Goal> From the listing below, pull out the lines that hold "Onset".
=== Data for this task ===
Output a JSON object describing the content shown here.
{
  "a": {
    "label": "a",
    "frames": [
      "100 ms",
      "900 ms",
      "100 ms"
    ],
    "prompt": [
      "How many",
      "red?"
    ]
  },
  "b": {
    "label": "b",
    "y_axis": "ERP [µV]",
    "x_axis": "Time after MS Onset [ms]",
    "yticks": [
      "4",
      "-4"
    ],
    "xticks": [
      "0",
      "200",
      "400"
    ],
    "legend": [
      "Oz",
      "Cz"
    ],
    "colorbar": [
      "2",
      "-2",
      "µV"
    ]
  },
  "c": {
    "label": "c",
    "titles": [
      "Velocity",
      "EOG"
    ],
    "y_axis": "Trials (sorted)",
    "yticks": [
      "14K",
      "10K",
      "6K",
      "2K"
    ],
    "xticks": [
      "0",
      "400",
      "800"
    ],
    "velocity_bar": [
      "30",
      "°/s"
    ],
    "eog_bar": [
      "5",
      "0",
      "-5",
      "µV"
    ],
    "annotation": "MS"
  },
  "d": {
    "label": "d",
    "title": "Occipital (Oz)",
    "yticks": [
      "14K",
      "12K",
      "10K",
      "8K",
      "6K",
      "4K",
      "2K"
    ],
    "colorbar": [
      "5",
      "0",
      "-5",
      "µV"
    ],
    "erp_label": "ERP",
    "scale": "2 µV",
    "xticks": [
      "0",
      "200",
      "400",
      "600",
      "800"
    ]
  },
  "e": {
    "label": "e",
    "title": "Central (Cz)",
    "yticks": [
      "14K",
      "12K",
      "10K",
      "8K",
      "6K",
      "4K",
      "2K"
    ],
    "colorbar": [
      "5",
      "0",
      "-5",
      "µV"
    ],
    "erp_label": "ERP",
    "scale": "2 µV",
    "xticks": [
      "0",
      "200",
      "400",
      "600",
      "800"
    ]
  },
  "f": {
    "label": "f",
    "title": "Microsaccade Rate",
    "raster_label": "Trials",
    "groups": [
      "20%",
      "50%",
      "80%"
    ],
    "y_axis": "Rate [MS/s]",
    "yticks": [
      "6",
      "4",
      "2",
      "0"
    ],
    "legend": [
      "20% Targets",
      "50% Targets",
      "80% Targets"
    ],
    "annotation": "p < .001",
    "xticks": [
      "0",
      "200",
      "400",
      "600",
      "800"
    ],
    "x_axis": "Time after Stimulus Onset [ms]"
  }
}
===
Worked answer>
    "x_axis": "Time after MS Onset [ms]",
    "x_axis": "Time after Stimulus Onset [ms]"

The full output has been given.